_Problem description_
What number of lines contain the word "三个选项中选出最佳选项"? Reply with the number and nothing else.

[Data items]
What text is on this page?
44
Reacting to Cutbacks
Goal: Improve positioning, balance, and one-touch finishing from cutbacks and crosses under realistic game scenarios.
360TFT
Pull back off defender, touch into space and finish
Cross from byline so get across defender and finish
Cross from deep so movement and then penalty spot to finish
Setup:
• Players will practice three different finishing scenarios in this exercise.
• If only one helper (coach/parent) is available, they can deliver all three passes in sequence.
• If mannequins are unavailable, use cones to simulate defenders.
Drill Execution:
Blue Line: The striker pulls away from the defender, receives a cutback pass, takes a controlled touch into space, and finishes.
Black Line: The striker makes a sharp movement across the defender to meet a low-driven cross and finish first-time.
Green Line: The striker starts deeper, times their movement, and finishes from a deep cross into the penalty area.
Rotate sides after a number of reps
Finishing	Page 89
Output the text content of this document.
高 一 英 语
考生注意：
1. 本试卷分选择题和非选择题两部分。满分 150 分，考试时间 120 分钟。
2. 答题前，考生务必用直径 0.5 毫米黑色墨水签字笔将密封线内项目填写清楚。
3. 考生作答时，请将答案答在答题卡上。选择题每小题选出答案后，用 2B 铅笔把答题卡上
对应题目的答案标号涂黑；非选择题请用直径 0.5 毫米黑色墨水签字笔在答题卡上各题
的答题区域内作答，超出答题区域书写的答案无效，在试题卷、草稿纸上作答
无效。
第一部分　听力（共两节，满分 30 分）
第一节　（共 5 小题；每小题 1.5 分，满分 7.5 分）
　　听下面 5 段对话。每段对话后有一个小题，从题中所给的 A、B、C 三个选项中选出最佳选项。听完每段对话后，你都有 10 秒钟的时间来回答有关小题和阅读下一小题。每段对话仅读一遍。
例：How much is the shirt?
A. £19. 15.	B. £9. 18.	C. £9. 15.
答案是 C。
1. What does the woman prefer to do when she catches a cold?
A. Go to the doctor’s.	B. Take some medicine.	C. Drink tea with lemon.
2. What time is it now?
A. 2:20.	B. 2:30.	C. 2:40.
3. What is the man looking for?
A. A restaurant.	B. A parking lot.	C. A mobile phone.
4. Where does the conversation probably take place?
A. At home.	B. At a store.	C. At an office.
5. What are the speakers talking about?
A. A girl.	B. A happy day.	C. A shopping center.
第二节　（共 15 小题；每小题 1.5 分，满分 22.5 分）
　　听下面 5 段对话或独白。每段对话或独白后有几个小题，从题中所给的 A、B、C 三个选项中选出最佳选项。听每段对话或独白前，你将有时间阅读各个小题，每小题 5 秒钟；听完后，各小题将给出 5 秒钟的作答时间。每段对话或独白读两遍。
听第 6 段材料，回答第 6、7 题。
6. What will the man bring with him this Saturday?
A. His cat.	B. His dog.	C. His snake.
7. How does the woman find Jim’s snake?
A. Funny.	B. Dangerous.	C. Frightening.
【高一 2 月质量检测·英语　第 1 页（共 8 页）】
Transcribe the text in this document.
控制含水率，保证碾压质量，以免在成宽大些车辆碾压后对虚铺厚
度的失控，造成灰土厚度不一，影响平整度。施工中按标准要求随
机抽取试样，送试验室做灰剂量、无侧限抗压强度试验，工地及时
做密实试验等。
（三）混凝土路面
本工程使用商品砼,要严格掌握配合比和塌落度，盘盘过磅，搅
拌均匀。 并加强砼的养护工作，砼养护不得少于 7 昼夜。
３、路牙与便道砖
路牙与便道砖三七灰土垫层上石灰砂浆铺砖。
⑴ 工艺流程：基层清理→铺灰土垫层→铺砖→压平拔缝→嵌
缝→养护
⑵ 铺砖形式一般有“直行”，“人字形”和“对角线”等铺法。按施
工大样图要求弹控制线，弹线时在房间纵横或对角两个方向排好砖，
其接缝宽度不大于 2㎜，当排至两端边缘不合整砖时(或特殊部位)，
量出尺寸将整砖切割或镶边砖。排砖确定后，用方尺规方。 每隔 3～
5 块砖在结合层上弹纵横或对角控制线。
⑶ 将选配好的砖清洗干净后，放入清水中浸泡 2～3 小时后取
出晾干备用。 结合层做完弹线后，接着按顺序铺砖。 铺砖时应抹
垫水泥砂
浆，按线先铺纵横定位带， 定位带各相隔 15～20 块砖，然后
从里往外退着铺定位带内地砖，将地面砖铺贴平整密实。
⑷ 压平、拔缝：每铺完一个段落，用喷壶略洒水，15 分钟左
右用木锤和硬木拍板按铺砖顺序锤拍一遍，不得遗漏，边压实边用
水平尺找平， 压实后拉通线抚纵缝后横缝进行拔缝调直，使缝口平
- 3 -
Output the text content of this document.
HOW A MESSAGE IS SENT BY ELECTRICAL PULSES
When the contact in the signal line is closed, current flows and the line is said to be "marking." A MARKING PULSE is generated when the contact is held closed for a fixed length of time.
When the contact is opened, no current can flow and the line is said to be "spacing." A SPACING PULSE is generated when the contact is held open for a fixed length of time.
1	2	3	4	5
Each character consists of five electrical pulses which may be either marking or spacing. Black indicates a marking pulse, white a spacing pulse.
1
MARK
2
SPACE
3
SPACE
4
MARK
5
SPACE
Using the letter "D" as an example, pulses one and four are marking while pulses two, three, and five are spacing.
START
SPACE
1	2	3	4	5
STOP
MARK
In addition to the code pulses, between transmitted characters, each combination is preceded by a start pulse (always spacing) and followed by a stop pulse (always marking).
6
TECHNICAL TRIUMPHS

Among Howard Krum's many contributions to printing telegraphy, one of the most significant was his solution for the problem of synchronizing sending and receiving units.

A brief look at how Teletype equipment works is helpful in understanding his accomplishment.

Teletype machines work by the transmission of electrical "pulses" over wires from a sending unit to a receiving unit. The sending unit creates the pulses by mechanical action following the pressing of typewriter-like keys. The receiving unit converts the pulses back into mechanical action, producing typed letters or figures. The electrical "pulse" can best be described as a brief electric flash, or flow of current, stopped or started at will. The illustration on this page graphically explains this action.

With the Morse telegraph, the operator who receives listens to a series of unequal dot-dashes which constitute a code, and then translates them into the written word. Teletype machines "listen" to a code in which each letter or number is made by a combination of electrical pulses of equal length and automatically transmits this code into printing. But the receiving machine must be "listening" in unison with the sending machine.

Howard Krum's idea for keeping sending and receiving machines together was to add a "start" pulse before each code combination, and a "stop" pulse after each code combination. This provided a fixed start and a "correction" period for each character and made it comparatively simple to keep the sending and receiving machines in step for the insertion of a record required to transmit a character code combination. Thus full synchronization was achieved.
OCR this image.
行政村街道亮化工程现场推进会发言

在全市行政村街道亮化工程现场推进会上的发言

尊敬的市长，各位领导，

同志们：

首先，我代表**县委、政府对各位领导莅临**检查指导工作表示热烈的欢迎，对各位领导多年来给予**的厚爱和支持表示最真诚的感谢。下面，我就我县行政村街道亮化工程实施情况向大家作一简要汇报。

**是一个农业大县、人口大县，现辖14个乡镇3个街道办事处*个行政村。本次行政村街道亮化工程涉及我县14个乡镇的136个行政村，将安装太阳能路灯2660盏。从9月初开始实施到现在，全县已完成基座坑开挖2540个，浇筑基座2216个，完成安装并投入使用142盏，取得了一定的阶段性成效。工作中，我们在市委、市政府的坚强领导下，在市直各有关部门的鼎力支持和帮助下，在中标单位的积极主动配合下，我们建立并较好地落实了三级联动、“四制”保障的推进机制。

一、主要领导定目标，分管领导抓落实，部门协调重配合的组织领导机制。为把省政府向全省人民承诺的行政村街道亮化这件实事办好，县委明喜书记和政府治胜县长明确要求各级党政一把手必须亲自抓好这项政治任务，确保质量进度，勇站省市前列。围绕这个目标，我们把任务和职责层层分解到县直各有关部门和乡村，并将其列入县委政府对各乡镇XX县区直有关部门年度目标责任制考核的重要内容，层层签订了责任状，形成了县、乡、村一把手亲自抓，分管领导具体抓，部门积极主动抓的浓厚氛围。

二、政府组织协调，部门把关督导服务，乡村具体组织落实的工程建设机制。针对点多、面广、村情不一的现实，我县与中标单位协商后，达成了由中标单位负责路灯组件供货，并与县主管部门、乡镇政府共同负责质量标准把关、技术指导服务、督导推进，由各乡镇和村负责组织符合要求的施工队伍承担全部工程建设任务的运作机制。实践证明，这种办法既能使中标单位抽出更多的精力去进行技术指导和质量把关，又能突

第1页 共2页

_Result below_
2